» **TASK DIRECTIONS**: Pick out the lines below with "true" and list them.

» **EXERCISE MATERIALS**:

-- begin --

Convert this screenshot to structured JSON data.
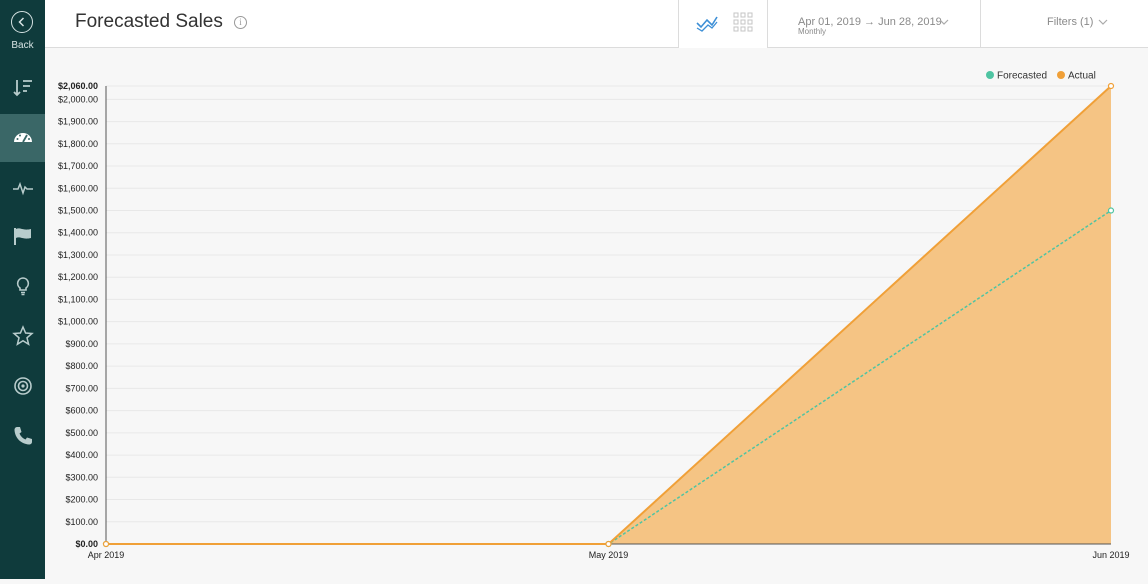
{
  "sidebar": {
    "back_label": "Back",
    "items": [
      {
        "icon": "sort-list-icon"
      },
      {
        "icon": "dashboard-icon",
        "active": true
      },
      {
        "icon": "activity-icon"
      },
      {
        "icon": "flag-icon"
      },
      {
        "icon": "lightbulb-icon"
      },
      {
        "icon": "star-icon"
      },
      {
        "icon": "target-icon"
      },
      {
        "icon": "phone-icon"
      }
    ]
  },
  "header": {
    "title": "Forecasted Sales",
    "info_glyph": "i",
    "date_range": "Apr 01, 2019 → Jun 28, 2019",
    "granularity": "Monthly",
    "filters_label": "Filters (1)"
  },
  "colors": {
    "sidebar_bg": "#0f3b3c",
    "sidebar_active": "#3a6767",
    "forecasted": "#4fc4a2",
    "actual": "#f0a038",
    "actual_fill": "#f5c484",
    "accent_blue": "#3d8fd6"
  },
  "chart_data": {
    "type": "area",
    "categories": [
      "Apr 2019",
      "May 2019",
      "Jun 2019"
    ],
    "series": [
      {
        "name": "Forecasted",
        "values": [
          0,
          0,
          1500
        ]
      },
      {
        "name": "Actual",
        "values": [
          0,
          0,
          2060
        ]
      }
    ],
    "y_ticks": [
      "$0.00",
      "$100.00",
      "$200.00",
      "$300.00",
      "$400.00",
      "$500.00",
      "$600.00",
      "$700.00",
      "$800.00",
      "$900.00",
      "$1,000.00",
      "$1,100.00",
      "$1,200.00",
      "$1,300.00",
      "$1,400.00",
      "$1,500.00",
      "$1,600.00",
      "$1,700.00",
      "$1,800.00",
      "$1,900.00",
      "$2,000.00",
      "$2,060.00"
    ],
    "ylim": [
      0,
      2060
    ],
    "legend_position": "top-right",
    "grid": true
  }
}
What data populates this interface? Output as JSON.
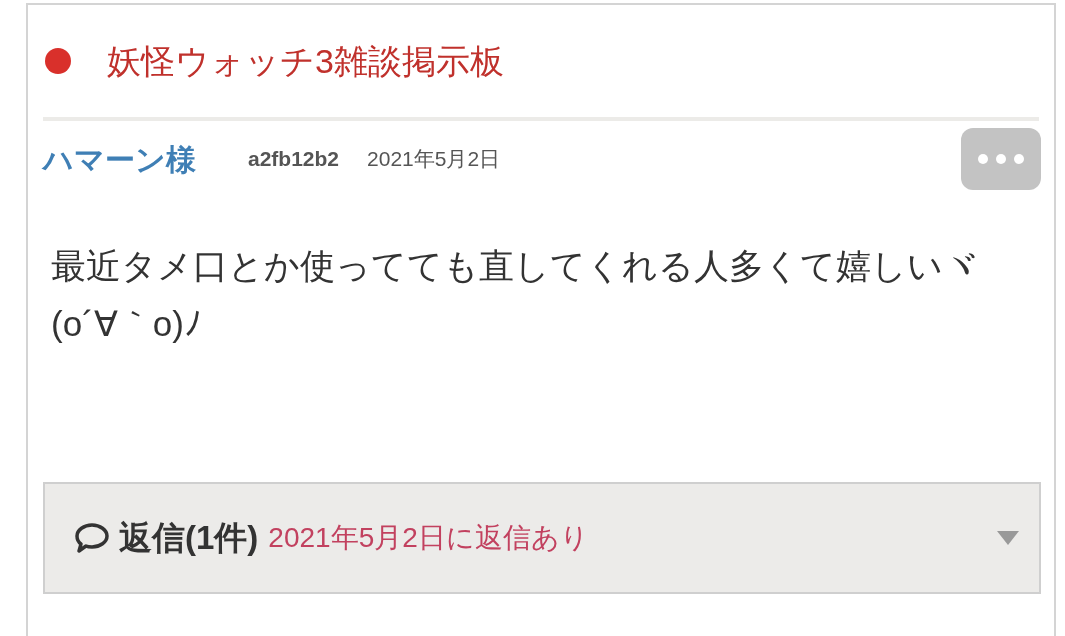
{
  "board": {
    "title": "妖怪ウォッチ3雑談掲示板",
    "color": "#d9302b"
  },
  "post": {
    "author": "ハマーン様",
    "id": "a2fb12b2",
    "date": "2021年5月2日",
    "body": "最近タメ口とか使ってても直してくれる人多くて嬉しいヾ(o´∀｀o)ﾉ"
  },
  "replies": {
    "label": "返信(1件)",
    "note": "2021年5月2日に返信あり",
    "expanded": false
  }
}
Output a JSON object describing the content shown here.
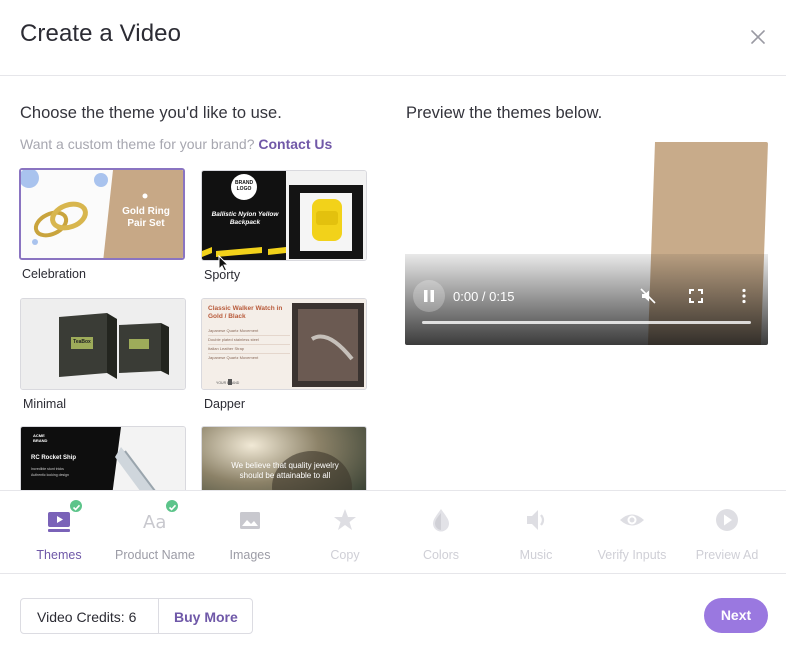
{
  "header": {
    "title": "Create a Video"
  },
  "left": {
    "heading": "Choose the theme you'd like to use.",
    "custom_prompt": "Want a custom theme for your brand?",
    "contact_link": "Contact Us"
  },
  "themes": [
    {
      "label": "Celebration",
      "selected": true,
      "thumb_text": "Gold Ring Pair Set"
    },
    {
      "label": "Sporty",
      "selected": false,
      "thumb_text": "Ballistic Nylon Yellow Backpack",
      "thumb_logo": "BRAND LOGO"
    },
    {
      "label": "Minimal",
      "selected": false,
      "thumb_text": "TeaBox"
    },
    {
      "label": "Dapper",
      "selected": false,
      "thumb_text": "Classic Walker Watch in Gold / Black",
      "thumb_lines": [
        "Japanese Quartz Movement",
        "Double plated stainless steel",
        "Italian Leather Strap",
        "Japanese Quartz Movement"
      ],
      "thumb_brand": "YOUR BRAND"
    },
    {
      "label": "",
      "selected": false,
      "thumb_text": "RC Rocket Ship",
      "thumb_logo": "ACME BRAND",
      "thumb_lines": [
        "Incredible stunt tricks",
        "Authentic looking design"
      ]
    },
    {
      "label": "",
      "selected": false,
      "thumb_text": "We believe that quality jewelry should be attainable to all"
    }
  ],
  "preview": {
    "heading": "Preview the themes below.",
    "time": "0:00 / 0:15",
    "progress": 0
  },
  "steps": [
    {
      "label": "Themes",
      "icon": "video-icon",
      "state": "active",
      "complete": true
    },
    {
      "label": "Product Name",
      "icon": "text-aa-icon",
      "state": "done",
      "complete": true
    },
    {
      "label": "Images",
      "icon": "image-icon",
      "state": "done",
      "complete": false
    },
    {
      "label": "Copy",
      "icon": "star-icon",
      "state": "pending",
      "complete": false
    },
    {
      "label": "Colors",
      "icon": "droplet-icon",
      "state": "pending",
      "complete": false
    },
    {
      "label": "Music",
      "icon": "speaker-icon",
      "state": "pending",
      "complete": false
    },
    {
      "label": "Verify Inputs",
      "icon": "eye-icon",
      "state": "pending",
      "complete": false
    },
    {
      "label": "Preview Ad",
      "icon": "play-circle-icon",
      "state": "pending",
      "complete": false
    }
  ],
  "footer": {
    "credits_label": "Video Credits: 6",
    "buy_more": "Buy More",
    "next": "Next"
  },
  "colors": {
    "accent": "#9a78e0",
    "link": "#6f58a8",
    "check": "#5cc48a",
    "tan": "#c8ab8a"
  }
}
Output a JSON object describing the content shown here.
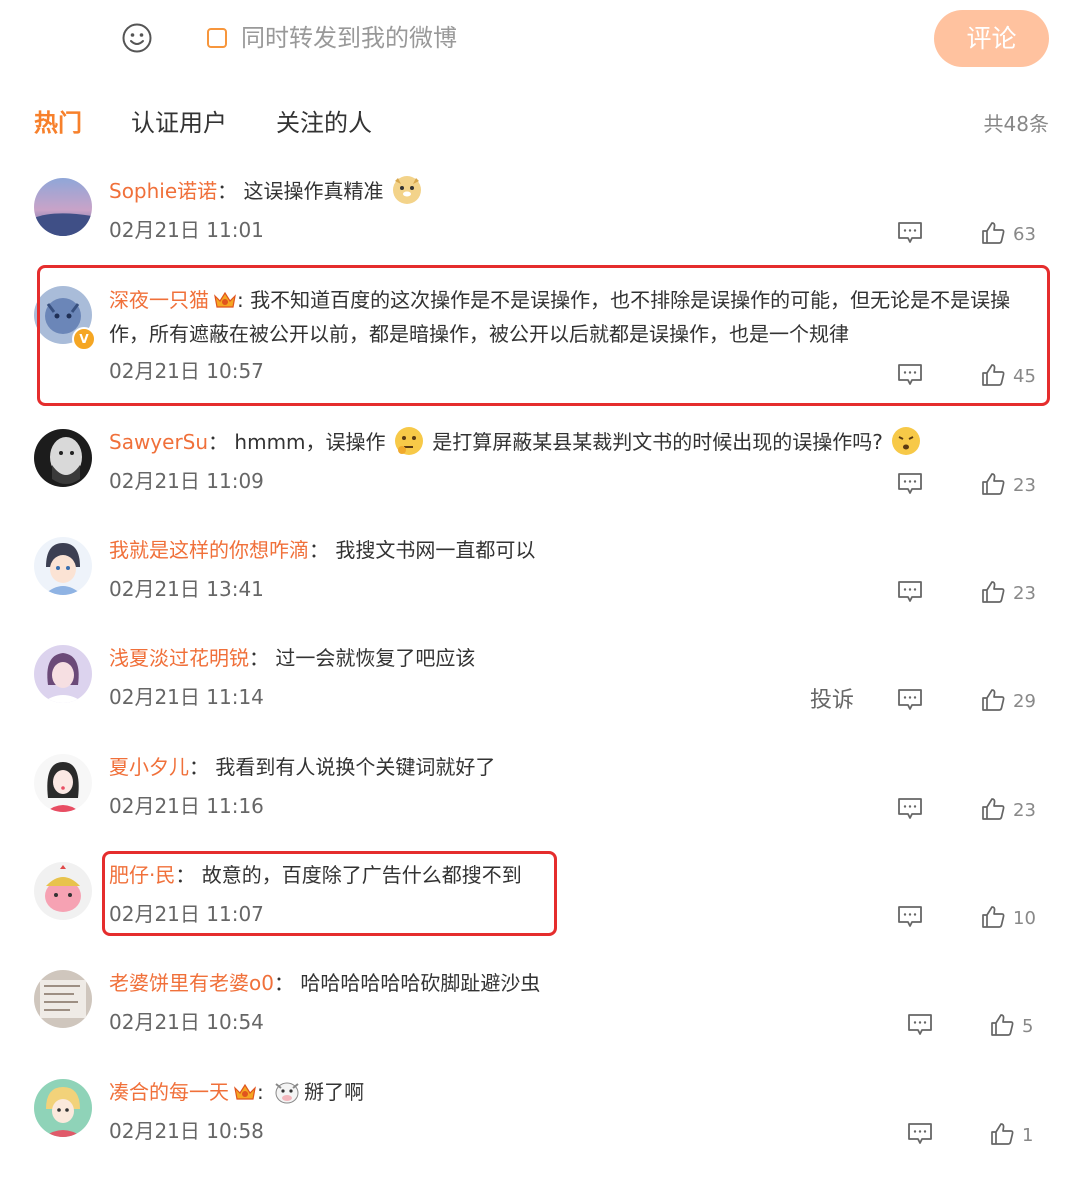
{
  "composer": {
    "repost_label": "同时转发到我的微博",
    "submit_label": "评论"
  },
  "tabs": [
    {
      "label": "热门",
      "active": true
    },
    {
      "label": "认证用户",
      "active": false
    },
    {
      "label": "关注的人",
      "active": false
    }
  ],
  "total_label": "共48条",
  "comments": [
    {
      "user": "Sophie诺诺",
      "sep": "：",
      "text_a": " 这误操作真精准",
      "emoji_a": "doge",
      "text_b": "",
      "emoji_b": "",
      "time": "02月21日 11:01",
      "likes": "63",
      "has_crown": false,
      "verified": false,
      "report": ""
    },
    {
      "user": "深夜一只猫",
      "sep": ":",
      "text_a": " 我不知道百度的这次操作是不是误操作，也不排除是误操作的可能，但无论是不是误操作，所有遮蔽在被公开以前，都是暗操作，被公开以后就都是误操作，也是一个规律",
      "emoji_a": "",
      "text_b": "",
      "emoji_b": "",
      "time": "02月21日 10:57",
      "likes": "45",
      "has_crown": true,
      "verified": true,
      "report": ""
    },
    {
      "user": "SawyerSu",
      "sep": "：",
      "text_a": " hmmm，误操作",
      "emoji_a": "thinking",
      "text_b": " 是打算屏蔽某县某裁判文书的时候出现的误操作吗?",
      "emoji_b": "confused",
      "time": "02月21日 11:09",
      "likes": "23",
      "has_crown": false,
      "verified": false,
      "report": ""
    },
    {
      "user": "我就是这样的你想咋滴",
      "sep": "：",
      "text_a": " 我搜文书网一直都可以",
      "emoji_a": "",
      "text_b": "",
      "emoji_b": "",
      "time": "02月21日 13:41",
      "likes": "23",
      "has_crown": false,
      "verified": false,
      "report": ""
    },
    {
      "user": "浅夏淡过花明锐",
      "sep": "：",
      "text_a": " 过一会就恢复了吧应该",
      "emoji_a": "",
      "text_b": "",
      "emoji_b": "",
      "time": "02月21日 11:14",
      "likes": "29",
      "has_crown": false,
      "verified": false,
      "report": "投诉"
    },
    {
      "user": "夏小夕儿",
      "sep": "：",
      "text_a": " 我看到有人说换个关键词就好了",
      "emoji_a": "",
      "text_b": "",
      "emoji_b": "",
      "time": "02月21日 11:16",
      "likes": "23",
      "has_crown": false,
      "verified": false,
      "report": ""
    },
    {
      "user": "肥仔·民",
      "sep": "：",
      "text_a": " 故意的，百度除了广告什么都搜不到",
      "emoji_a": "",
      "text_b": "",
      "emoji_b": "",
      "time": "02月21日 11:07",
      "likes": "10",
      "has_crown": false,
      "verified": false,
      "report": ""
    },
    {
      "user": "老婆饼里有老婆o0",
      "sep": "：",
      "text_a": " 哈哈哈哈哈哈砍脚趾避沙虫",
      "emoji_a": "",
      "text_b": "",
      "emoji_b": "",
      "time": "02月21日 10:54",
      "likes": "5",
      "has_crown": false,
      "verified": false,
      "report": ""
    },
    {
      "user": "凑合的每一天",
      "sep": ":",
      "text_a": " ",
      "emoji_a": "cow",
      "text_b": "掰了啊",
      "emoji_b": "",
      "time": "02月21日 10:58",
      "likes": "1",
      "has_crown": true,
      "verified": false,
      "report": ""
    }
  ],
  "colors": {
    "accent": "#f7802b",
    "username": "#f0703a",
    "highlight_box": "#e52d2d",
    "submit_bg": "#ffc29f"
  }
}
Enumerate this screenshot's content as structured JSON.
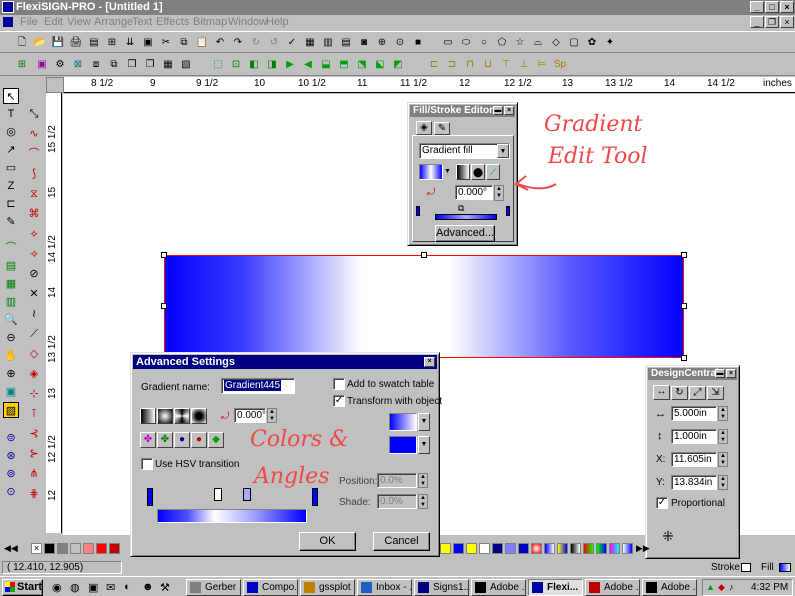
{
  "window": {
    "title": "FlexiSIGN-PRO - [Untitled 1]",
    "min": "_",
    "max": "□",
    "close": "×"
  },
  "menu": [
    "File",
    "Edit",
    "View",
    "Arrange",
    "Text",
    "Effects",
    "Bitmap",
    "Window",
    "Help"
  ],
  "ruler": {
    "top_labels": [
      "8 1/2",
      "9",
      "9 1/2",
      "10",
      "10 1/2",
      "11",
      "11 1/2",
      "12",
      "12 1/2",
      "13",
      "13 1/2",
      "14",
      "14 1/2",
      "inches"
    ],
    "left_labels": [
      "15 1/2",
      "15",
      "14 1/2",
      "14",
      "13 1/2",
      "13",
      "12 1/2",
      "12"
    ]
  },
  "fill_stroke_editor": {
    "title": "Fill/Stroke Editor",
    "fill_type": "Gradient fill",
    "angle": "0.000°",
    "advanced_button": "Advanced..."
  },
  "annotations": {
    "gradient_tool": "Gradient",
    "gradient_tool_2": "Edit Tool",
    "colors_angles": "Colors &",
    "colors_angles_2": "Angles"
  },
  "advanced_settings": {
    "title": "Advanced Settings",
    "gradient_name_label": "Gradient name:",
    "gradient_name": "Gradient445",
    "add_to_swatch": "Add to swatch table",
    "add_to_swatch_checked": false,
    "transform_with_object": "Transform with object",
    "transform_checked": true,
    "angle": "0.000°",
    "use_hsv": "Use HSV transition",
    "use_hsv_checked": false,
    "position_label": "Position:",
    "position_value": "0.0%",
    "shade_label": "Shade:",
    "shade_value": "0.0%",
    "ok": "OK",
    "cancel": "Cancel"
  },
  "design_central": {
    "title": "DesignCentral",
    "width": "5.000in",
    "height": "1.000in",
    "x_label": "X:",
    "x": "11.605in",
    "y_label": "Y:",
    "y": "13.834in",
    "proportional": "Proportional",
    "proportional_checked": true
  },
  "status": {
    "coords": "( 12.410,    12.905)",
    "stroke": "Stroke",
    "fill": "Fill"
  },
  "taskbar": {
    "start": "Start",
    "tasks": [
      "Gerber ...",
      "Compo...",
      "gssplot",
      "Inbox - ...",
      "Signs1...",
      "Adobe ...",
      "Flexi...",
      "Adobe ...",
      "Adobe ..."
    ],
    "clock": "4:32 PM"
  },
  "colors": {
    "gradient_blue": "#0000ff",
    "annotation_red": "#f04848",
    "title_active": "#000080"
  }
}
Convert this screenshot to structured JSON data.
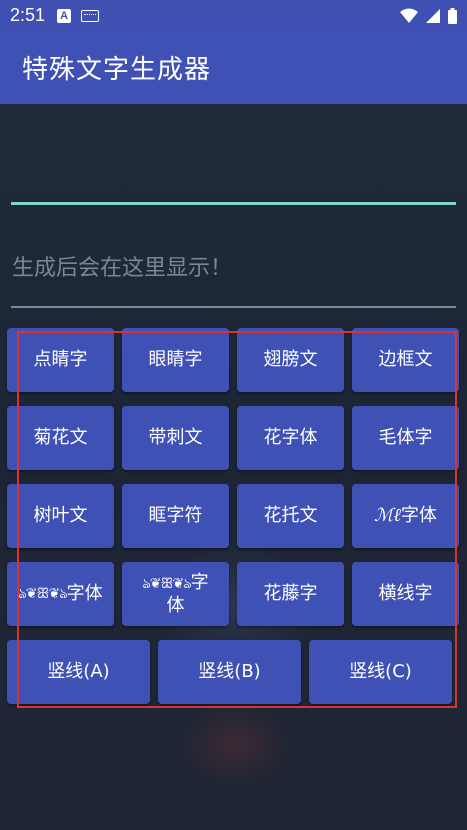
{
  "status_bar": {
    "time": "2:51",
    "notification_badge": "A",
    "icons": [
      "a-notification-icon",
      "keyboard-icon",
      "wifi-icon",
      "signal-icon",
      "battery-icon"
    ]
  },
  "app_bar": {
    "title": "特殊文字生成器"
  },
  "input": {
    "value": ""
  },
  "output": {
    "placeholder": "生成后会在这里显示！"
  },
  "buttons": {
    "row1": [
      "点睛字",
      "眼睛字",
      "翅膀文",
      "边框文"
    ],
    "row2": [
      "菊花文",
      "带刺文",
      "花字体",
      "毛体字"
    ],
    "row3": [
      "树叶文",
      "眶字符",
      "花托文",
      "字体"
    ],
    "row3_deco": "ℳℓ",
    "row4": [
      "字体",
      "字体",
      "花藤字",
      "横线字"
    ],
    "row4_deco_1": "ঌ❦ꕥ❦ঌ",
    "row4_deco_2_prefix": "ঌ❦ꕥ❦ঌ",
    "row4_deco_2_suffix": "字",
    "row4_deco_2_line2": "体",
    "row5": [
      "竖线(A)",
      "竖线(B)",
      "竖线(C)"
    ]
  },
  "colors": {
    "primary": "#3f51b5",
    "status_bar": "#3f4fb2",
    "background": "#202838",
    "input_underline": "#7fd6c8",
    "highlight_border": "#d93434"
  }
}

-- end --

» **EXERCISE SOLUTION**:
        "active": true
    "grid": true
      "selected": true,
      "complete": true
      "complete": true
      "active": true
      "has_crown": true,
      "verified": true,
      "has_crown": true,
    "transform_checked": true,
    "proportional_checked": true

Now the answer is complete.